### [AIM OF THE TASK]
Copy down every line where the string "text" shows up.

(Recorded data)
★ ★ ★ ★ ★ ★ ★

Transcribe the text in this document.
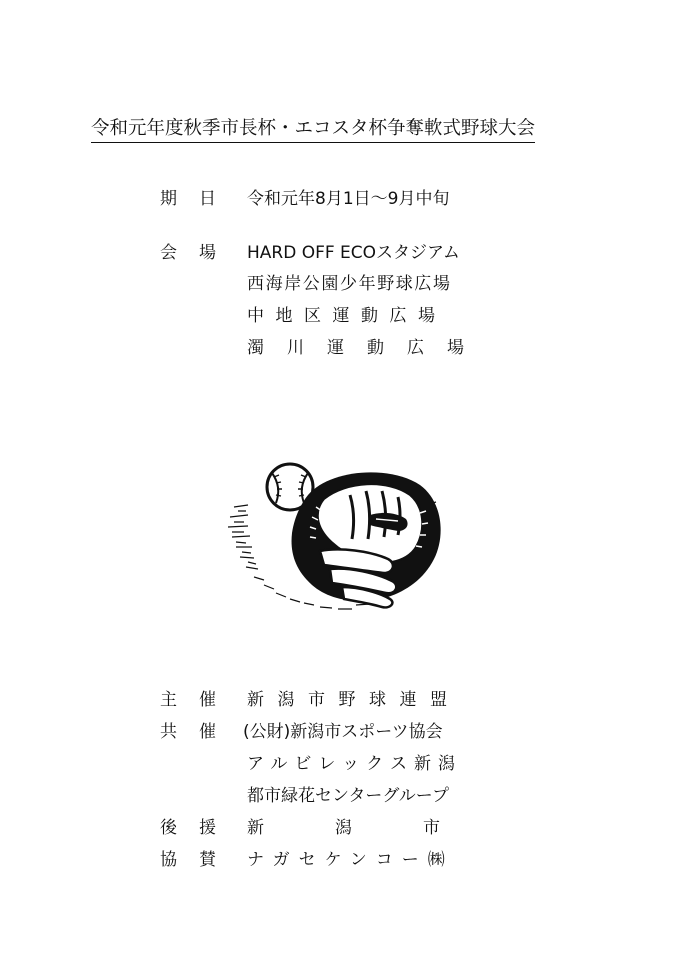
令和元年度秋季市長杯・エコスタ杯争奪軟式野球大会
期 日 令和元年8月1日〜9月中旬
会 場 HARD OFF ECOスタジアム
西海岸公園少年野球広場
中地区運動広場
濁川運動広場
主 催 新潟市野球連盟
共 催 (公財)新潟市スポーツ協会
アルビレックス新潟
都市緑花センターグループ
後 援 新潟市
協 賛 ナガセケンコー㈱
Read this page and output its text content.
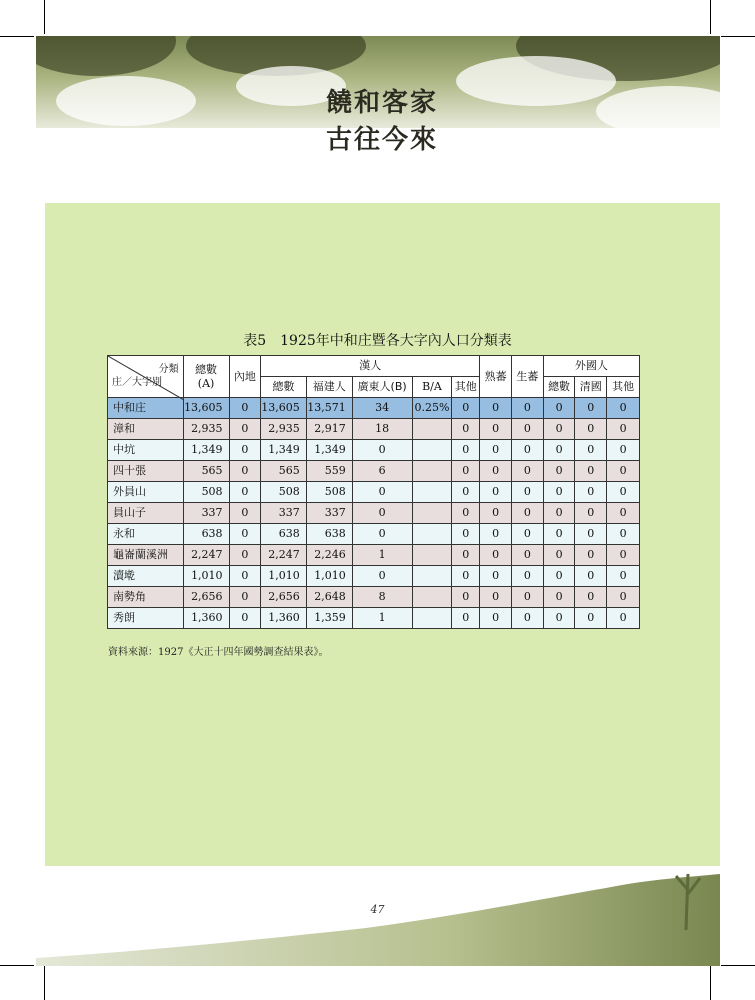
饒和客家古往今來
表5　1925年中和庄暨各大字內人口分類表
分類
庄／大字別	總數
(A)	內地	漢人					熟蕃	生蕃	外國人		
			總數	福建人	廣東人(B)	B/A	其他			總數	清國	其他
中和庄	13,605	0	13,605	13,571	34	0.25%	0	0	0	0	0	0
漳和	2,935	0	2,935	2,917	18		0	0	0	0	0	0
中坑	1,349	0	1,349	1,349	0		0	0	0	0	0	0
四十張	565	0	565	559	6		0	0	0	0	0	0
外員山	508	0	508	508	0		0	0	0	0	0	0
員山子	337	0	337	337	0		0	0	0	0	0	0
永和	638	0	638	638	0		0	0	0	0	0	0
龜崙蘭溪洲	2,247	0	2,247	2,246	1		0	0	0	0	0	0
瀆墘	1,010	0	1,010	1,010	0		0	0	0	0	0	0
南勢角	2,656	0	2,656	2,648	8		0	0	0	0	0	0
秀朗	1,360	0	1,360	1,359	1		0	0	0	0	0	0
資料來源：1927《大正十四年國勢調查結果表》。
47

★ ★ ★ ★ ★ ★ ★

### [EXERCISE RESPONSE]
Transcribe the text in this document.
Read this page and output its text content.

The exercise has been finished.